[Figure content listings]
=======

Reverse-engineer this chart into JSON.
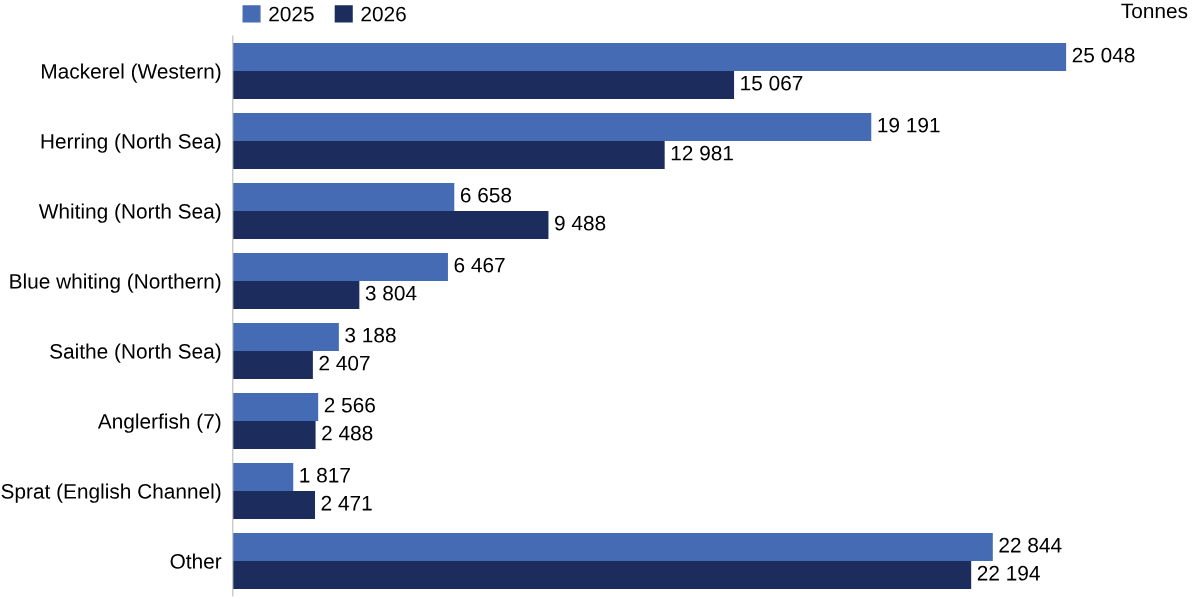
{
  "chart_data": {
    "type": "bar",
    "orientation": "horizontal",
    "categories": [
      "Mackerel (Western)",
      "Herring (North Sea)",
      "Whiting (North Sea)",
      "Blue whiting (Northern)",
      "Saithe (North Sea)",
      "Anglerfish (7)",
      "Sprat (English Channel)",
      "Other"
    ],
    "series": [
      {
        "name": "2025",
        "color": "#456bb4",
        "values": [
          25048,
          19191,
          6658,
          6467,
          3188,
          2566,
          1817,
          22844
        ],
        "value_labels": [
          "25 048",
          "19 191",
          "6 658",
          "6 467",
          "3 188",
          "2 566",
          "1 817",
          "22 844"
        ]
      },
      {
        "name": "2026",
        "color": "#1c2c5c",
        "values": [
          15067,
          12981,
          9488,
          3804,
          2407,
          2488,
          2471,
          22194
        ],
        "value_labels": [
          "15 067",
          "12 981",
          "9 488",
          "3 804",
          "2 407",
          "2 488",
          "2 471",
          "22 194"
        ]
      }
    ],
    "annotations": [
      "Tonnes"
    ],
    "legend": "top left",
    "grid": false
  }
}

=======

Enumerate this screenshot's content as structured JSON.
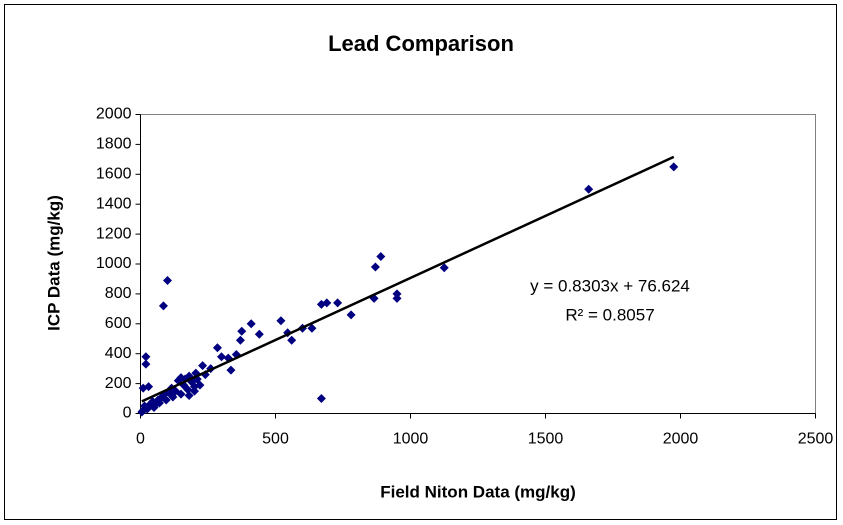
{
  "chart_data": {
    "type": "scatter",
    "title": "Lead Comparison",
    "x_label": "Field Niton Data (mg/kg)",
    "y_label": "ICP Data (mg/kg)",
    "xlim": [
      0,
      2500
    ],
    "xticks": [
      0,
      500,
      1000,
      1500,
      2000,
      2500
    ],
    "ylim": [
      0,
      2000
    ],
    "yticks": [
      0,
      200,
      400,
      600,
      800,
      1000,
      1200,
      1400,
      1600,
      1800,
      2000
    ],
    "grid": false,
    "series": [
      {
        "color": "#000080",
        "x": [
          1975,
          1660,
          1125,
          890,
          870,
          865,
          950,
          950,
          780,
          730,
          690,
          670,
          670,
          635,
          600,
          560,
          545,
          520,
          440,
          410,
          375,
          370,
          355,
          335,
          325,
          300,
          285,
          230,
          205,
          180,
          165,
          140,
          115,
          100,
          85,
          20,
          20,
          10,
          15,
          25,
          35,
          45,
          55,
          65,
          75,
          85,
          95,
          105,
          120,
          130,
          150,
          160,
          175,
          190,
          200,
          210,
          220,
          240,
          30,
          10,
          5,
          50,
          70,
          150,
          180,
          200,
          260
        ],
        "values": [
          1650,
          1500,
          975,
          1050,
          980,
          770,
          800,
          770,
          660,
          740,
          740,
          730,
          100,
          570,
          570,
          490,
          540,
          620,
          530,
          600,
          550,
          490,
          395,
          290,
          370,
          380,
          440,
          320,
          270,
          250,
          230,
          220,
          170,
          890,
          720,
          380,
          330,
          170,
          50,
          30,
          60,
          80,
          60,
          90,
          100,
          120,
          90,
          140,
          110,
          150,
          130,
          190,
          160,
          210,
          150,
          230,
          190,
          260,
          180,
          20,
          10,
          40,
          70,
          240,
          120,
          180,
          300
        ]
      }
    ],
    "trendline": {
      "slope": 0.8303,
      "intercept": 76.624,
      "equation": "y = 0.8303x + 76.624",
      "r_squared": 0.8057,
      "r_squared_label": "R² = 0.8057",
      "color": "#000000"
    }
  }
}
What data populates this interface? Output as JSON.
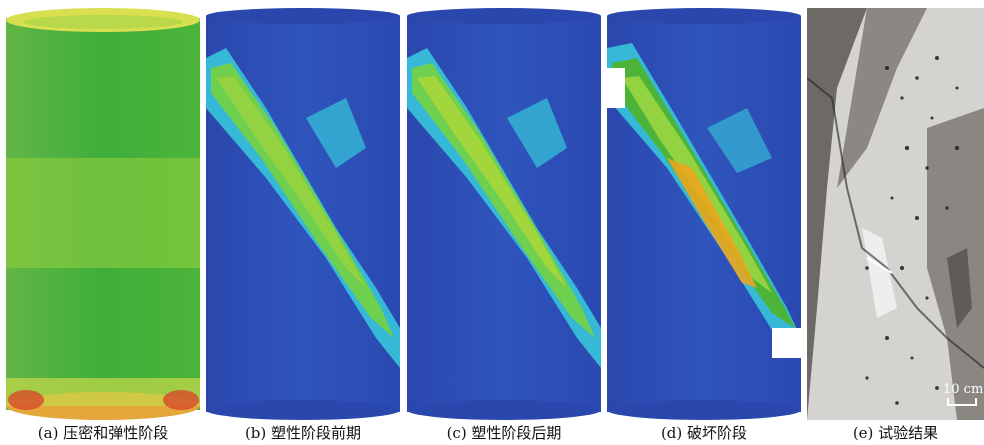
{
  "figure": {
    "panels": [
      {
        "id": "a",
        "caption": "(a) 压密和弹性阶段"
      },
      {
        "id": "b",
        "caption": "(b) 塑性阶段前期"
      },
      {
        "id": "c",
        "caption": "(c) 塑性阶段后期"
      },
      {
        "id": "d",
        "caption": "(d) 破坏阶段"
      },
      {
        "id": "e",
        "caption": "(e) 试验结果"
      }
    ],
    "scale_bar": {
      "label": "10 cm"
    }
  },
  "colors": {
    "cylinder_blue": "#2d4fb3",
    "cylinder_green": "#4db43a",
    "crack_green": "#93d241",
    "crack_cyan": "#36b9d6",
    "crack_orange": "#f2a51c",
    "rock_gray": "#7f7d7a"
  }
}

=======

## Short problem
Gather each line in the data that holds the string "JSON".

## Response for this exercise
Reverse-engineer this chart into JSON.
Enumerate this screenshot's content as structured JSON.
What data populates this interface? Output as JSON.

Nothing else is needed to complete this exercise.